[Short problem] Determine how many lines contain the string "true". Respond with that number and nothing more.

[Source data]
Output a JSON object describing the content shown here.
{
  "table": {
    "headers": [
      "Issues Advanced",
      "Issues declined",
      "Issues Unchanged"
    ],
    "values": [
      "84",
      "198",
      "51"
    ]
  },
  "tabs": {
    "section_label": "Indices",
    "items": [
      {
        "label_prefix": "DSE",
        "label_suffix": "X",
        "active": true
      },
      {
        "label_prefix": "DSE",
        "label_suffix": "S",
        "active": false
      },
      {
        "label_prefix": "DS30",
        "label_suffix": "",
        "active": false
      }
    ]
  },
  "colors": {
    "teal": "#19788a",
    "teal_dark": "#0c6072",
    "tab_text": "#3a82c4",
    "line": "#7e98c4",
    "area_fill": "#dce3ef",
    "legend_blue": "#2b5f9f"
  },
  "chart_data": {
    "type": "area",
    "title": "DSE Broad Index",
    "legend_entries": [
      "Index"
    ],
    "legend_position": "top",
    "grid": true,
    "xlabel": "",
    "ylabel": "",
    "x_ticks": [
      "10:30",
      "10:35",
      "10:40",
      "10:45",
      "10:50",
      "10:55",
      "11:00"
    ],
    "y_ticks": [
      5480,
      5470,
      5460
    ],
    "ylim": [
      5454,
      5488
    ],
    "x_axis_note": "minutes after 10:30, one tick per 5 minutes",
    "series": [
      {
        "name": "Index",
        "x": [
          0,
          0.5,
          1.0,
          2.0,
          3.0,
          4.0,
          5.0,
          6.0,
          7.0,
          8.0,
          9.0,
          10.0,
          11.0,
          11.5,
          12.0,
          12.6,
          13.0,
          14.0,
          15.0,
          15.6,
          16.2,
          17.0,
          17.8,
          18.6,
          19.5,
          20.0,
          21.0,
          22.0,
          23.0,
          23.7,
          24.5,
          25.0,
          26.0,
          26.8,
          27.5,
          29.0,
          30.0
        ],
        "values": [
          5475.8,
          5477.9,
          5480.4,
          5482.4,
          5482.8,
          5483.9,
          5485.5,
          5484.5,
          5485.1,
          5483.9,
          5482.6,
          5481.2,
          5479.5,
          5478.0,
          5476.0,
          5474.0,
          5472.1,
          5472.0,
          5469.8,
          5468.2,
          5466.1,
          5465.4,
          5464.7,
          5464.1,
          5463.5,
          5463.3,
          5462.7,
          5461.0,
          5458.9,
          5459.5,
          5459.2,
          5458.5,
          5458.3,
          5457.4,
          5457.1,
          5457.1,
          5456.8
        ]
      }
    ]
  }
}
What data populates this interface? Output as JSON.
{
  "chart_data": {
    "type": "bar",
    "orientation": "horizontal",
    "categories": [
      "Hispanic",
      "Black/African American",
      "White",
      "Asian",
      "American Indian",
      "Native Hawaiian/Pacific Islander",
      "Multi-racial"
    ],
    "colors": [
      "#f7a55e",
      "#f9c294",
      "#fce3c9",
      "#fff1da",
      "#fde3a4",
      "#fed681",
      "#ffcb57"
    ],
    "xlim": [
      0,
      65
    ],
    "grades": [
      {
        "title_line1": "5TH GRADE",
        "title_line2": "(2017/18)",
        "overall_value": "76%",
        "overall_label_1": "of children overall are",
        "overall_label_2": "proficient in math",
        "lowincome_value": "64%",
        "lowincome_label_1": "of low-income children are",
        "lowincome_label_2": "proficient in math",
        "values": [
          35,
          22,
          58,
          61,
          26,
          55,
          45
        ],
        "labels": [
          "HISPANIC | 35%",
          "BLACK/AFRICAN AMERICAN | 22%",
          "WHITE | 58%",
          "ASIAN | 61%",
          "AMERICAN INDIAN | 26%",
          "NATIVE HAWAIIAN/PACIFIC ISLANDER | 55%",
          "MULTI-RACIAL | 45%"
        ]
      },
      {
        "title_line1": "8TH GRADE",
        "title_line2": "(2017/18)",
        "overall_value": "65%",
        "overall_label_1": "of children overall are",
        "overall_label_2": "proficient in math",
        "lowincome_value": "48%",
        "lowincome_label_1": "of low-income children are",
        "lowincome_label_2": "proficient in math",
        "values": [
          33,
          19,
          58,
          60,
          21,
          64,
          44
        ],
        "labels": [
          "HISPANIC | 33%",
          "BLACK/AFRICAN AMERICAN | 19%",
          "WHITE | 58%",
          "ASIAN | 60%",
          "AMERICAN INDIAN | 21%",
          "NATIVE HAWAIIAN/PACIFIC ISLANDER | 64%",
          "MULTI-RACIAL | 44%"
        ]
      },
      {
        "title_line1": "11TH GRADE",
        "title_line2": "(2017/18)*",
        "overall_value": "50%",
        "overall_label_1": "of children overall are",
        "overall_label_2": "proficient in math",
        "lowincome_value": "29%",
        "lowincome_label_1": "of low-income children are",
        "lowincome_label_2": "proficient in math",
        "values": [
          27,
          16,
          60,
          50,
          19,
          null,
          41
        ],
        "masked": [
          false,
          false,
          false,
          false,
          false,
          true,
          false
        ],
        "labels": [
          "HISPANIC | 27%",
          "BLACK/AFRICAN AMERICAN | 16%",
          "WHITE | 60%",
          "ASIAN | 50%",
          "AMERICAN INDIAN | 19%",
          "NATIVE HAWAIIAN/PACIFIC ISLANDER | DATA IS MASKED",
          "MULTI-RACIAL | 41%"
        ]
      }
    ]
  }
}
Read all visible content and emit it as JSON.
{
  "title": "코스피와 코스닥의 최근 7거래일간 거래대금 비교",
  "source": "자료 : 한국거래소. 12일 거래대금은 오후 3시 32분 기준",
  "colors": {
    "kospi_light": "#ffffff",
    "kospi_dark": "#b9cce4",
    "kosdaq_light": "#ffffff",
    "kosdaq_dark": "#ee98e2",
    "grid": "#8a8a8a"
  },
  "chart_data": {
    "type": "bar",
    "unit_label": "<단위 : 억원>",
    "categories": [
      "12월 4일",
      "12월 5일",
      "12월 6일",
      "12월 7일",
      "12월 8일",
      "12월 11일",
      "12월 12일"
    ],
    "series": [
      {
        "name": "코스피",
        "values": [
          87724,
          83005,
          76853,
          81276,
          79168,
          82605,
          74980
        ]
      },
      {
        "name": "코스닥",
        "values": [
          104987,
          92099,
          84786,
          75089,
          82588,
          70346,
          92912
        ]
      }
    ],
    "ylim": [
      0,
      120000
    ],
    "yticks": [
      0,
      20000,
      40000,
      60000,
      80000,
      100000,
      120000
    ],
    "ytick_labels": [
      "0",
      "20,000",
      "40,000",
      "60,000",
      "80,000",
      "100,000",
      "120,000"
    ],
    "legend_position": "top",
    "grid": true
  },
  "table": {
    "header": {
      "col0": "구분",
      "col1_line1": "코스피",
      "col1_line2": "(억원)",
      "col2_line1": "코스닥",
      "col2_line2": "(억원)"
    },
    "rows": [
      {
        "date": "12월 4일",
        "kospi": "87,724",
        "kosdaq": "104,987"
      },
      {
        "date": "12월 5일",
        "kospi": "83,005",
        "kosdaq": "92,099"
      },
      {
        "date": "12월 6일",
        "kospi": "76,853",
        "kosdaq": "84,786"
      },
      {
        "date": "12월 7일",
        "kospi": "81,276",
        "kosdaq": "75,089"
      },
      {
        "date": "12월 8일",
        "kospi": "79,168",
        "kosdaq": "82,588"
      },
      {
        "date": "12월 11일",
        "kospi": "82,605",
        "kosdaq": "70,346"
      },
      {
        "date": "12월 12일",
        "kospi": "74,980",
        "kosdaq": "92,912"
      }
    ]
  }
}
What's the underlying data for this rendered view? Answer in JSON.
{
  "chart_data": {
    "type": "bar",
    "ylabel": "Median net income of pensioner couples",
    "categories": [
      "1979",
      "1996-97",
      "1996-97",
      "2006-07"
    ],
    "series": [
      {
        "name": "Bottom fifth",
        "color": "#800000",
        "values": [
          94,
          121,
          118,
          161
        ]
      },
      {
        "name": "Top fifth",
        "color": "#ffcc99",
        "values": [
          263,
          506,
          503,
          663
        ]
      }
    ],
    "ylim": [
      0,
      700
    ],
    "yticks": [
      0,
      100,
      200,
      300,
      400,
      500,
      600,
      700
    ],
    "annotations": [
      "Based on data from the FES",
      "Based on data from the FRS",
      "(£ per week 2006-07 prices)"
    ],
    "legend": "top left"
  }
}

[Solution] 4